**Set problem**
Write out the whole listing again, exactly as given.

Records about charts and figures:

———

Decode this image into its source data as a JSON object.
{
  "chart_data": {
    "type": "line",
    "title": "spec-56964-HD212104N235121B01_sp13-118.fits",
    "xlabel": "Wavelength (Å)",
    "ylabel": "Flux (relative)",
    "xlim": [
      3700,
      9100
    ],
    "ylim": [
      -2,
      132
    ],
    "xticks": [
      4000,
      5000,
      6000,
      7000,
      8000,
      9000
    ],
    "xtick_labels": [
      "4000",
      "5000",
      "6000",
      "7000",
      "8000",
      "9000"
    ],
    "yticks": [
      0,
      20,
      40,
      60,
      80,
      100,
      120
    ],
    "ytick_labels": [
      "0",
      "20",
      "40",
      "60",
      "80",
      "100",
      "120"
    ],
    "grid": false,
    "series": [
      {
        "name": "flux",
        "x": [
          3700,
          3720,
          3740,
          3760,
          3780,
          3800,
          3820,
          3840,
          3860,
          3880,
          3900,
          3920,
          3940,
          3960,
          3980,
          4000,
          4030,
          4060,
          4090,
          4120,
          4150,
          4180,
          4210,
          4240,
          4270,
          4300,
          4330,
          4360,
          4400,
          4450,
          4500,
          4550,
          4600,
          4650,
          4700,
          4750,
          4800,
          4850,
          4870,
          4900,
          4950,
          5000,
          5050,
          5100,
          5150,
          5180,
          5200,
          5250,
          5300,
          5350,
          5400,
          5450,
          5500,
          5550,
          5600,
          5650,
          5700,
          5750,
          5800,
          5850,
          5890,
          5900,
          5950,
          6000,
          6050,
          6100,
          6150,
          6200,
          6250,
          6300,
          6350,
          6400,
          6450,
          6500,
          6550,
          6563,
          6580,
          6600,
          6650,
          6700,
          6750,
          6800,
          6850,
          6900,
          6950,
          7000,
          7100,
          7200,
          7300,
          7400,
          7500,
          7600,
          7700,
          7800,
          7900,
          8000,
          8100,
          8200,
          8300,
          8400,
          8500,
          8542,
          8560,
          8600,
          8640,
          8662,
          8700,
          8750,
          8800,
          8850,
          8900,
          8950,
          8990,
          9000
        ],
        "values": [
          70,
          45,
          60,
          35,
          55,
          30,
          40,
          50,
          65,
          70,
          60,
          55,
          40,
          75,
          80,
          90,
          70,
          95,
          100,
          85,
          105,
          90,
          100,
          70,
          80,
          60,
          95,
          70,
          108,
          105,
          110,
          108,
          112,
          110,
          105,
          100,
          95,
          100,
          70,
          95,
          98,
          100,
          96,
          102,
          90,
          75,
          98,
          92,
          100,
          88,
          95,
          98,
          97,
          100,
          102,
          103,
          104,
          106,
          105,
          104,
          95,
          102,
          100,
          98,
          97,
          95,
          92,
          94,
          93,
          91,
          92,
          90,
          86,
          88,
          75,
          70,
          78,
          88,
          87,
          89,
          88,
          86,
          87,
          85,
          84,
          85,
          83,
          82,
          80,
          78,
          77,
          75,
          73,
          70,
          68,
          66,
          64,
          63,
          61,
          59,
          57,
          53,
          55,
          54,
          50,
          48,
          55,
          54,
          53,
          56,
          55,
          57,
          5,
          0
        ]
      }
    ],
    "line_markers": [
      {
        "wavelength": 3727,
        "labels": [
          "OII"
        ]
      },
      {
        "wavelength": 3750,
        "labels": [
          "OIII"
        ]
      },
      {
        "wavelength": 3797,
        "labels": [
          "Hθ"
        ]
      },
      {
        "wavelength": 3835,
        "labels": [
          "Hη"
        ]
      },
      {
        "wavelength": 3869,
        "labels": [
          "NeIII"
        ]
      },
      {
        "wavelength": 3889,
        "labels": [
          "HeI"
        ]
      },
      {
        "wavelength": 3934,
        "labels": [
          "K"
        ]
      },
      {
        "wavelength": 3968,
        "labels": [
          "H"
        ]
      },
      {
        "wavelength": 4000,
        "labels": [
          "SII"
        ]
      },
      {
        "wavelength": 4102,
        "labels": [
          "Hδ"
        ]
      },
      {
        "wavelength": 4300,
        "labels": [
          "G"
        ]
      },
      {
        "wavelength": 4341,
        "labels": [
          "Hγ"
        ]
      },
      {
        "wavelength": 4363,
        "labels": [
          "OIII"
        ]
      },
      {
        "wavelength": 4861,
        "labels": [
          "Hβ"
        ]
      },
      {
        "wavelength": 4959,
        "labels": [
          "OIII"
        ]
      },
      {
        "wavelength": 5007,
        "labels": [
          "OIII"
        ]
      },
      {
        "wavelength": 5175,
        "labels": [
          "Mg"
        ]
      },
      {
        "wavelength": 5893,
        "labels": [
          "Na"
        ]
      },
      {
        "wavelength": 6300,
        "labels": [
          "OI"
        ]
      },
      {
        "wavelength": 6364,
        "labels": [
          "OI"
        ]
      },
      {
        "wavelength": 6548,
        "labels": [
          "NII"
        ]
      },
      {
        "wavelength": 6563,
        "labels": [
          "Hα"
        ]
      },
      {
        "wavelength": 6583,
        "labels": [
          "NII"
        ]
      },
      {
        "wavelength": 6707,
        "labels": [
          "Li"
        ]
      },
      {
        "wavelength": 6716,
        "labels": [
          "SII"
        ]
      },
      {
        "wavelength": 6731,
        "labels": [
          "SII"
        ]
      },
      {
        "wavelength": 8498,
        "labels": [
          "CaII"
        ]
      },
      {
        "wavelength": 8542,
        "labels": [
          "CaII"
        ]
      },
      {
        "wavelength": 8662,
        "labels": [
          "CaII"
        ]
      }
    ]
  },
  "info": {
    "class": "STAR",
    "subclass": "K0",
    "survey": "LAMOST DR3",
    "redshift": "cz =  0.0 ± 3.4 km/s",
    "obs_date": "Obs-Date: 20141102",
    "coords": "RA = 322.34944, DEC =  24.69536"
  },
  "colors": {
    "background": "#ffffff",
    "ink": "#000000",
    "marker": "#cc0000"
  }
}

———

**Task result**
Decode this image into its source data as a JSON object.
{
  "chart_data": {
    "type": "line",
    "title": "spec-56964-HD212104N235121B01_sp13-118.fits",
    "xlabel": "Wavelength (Å)",
    "ylabel": "Flux (relative)",
    "xlim": [
      3700,
      9100
    ],
    "ylim": [
      -2,
      132
    ],
    "xticks": [
      4000,
      5000,
      6000,
      7000,
      8000,
      9000
    ],
    "xtick_labels": [
      "4000",
      "5000",
      "6000",
      "7000",
      "8000",
      "9000"
    ],
    "yticks": [
      0,
      20,
      40,
      60,
      80,
      100,
      120
    ],
    "ytick_labels": [
      "0",
      "20",
      "40",
      "60",
      "80",
      "100",
      "120"
    ],
    "grid": false,
    "series": [
      {
        "name": "flux",
        "x": [
          3700,
          3720,
          3740,
          3760,
          3780,
          3800,
          3820,
          3840,
          3860,
          3880,
          3900,
          3920,
          3940,
          3960,
          3980,
          4000,
          4030,
          4060,
          4090,
          4120,
          4150,
          4180,
          4210,
          4240,
          4270,
          4300,
          4330,
          4360,
          4400,
          4450,
          4500,
          4550,
          4600,
          4650,
          4700,
          4750,
          4800,
          4850,
          4870,
          4900,
          4950,
          5000,
          5050,
          5100,
          5150,
          5180,
          5200,
          5250,
          5300,
          5350,
          5400,
          5450,
          5500,
          5550,
          5600,
          5650,
          5700,
          5750,
          5800,
          5850,
          5890,
          5900,
          5950,
          6000,
          6050,
          6100,
          6150,
          6200,
          6250,
          6300,
          6350,
          6400,
          6450,
          6500,
          6550,
          6563,
          6580,
          6600,
          6650,
          6700,
          6750,
          6800,
          6850,
          6900,
          6950,
          7000,
          7100,
          7200,
          7300,
          7400,
          7500,
          7600,
          7700,
          7800,
          7900,
          8000,
          8100,
          8200,
          8300,
          8400,
          8500,
          8542,
          8560,
          8600,
          8640,
          8662,
          8700,
          8750,
          8800,
          8850,
          8900,
          8950,
          8990,
          9000
        ],
        "values": [
          70,
          45,
          60,
          35,
          55,
          30,
          40,
          50,
          65,
          70,
          60,
          55,
          40,
          75,
          80,
          90,
          70,
          95,
          100,
          85,
          105,
          90,
          100,
          70,
          80,
          60,
          95,
          70,
          108,
          105,
          110,
          108,
          112,
          110,
          105,
          100,
          95,
          100,
          70,
          95,
          98,
          100,
          96,
          102,
          90,
          75,
          98,
          92,
          100,
          88,
          95,
          98,
          97,
          100,
          102,
          103,
          104,
          106,
          105,
          104,
          95,
          102,
          100,
          98,
          97,
          95,
          92,
          94,
          93,
          91,
          92,
          90,
          86,
          88,
          75,
          70,
          78,
          88,
          87,
          89,
          88,
          86,
          87,
          85,
          84,
          85,
          83,
          82,
          80,
          78,
          77,
          75,
          73,
          70,
          68,
          66,
          64,
          63,
          61,
          59,
          57,
          53,
          55,
          54,
          50,
          48,
          55,
          54,
          53,
          56,
          55,
          57,
          5,
          0
        ]
      }
    ],
    "line_markers": [
      {
        "wavelength": 3727,
        "labels": [
          "OII"
        ]
      },
      {
        "wavelength": 3750,
        "labels": [
          "OIII"
        ]
      },
      {
        "wavelength": 3797,
        "labels": [
          "Hθ"
        ]
      },
      {
        "wavelength": 3835,
        "labels": [
          "Hη"
        ]
      },
      {
        "wavelength": 3869,
        "labels": [
          "NeIII"
        ]
      },
      {
        "wavelength": 3889,
        "labels": [
          "HeI"
        ]
      },
      {
        "wavelength": 3934,
        "labels": [
          "K"
        ]
      },
      {
        "wavelength": 3968,
        "labels": [
          "H"
        ]
      },
      {
        "wavelength": 4000,
        "labels": [
          "SII"
        ]
      },
      {
        "wavelength": 4102,
        "labels": [
          "Hδ"
        ]
      },
      {
        "wavelength": 4300,
        "labels": [
          "G"
        ]
      },
      {
        "wavelength": 4341,
        "labels": [
          "Hγ"
        ]
      },
      {
        "wavelength": 4363,
        "labels": [
          "OIII"
        ]
      },
      {
        "wavelength": 4861,
        "labels": [
          "Hβ"
        ]
      },
      {
        "wavelength": 4959,
        "labels": [
          "OIII"
        ]
      },
      {
        "wavelength": 5007,
        "labels": [
          "OIII"
        ]
      },
      {
        "wavelength": 5175,
        "labels": [
          "Mg"
        ]
      },
      {
        "wavelength": 5893,
        "labels": [
          "Na"
        ]
      },
      {
        "wavelength": 6300,
        "labels": [
          "OI"
        ]
      },
      {
        "wavelength": 6364,
        "labels": [
          "OI"
        ]
      },
      {
        "wavelength": 6548,
        "labels": [
          "NII"
        ]
      },
      {
        "wavelength": 6563,
        "labels": [
          "Hα"
        ]
      },
      {
        "wavelength": 6583,
        "labels": [
          "NII"
        ]
      },
      {
        "wavelength": 6707,
        "labels": [
          "Li"
        ]
      },
      {
        "wavelength": 6716,
        "labels": [
          "SII"
        ]
      },
      {
        "wavelength": 6731,
        "labels": [
          "SII"
        ]
      },
      {
        "wavelength": 8498,
        "labels": [
          "CaII"
        ]
      },
      {
        "wavelength": 8542,
        "labels": [
          "CaII"
        ]
      },
      {
        "wavelength": 8662,
        "labels": [
          "CaII"
        ]
      }
    ]
  },
  "info": {
    "class": "STAR",
    "subclass": "K0",
    "survey": "LAMOST DR3",
    "redshift": "cz =  0.0 ± 3.4 km/s",
    "obs_date": "Obs-Date: 20141102",
    "coords": "RA = 322.34944, DEC =  24.69536"
  },
  "colors": {
    "background": "#ffffff",
    "ink": "#000000",
    "marker": "#cc0000"
  }
}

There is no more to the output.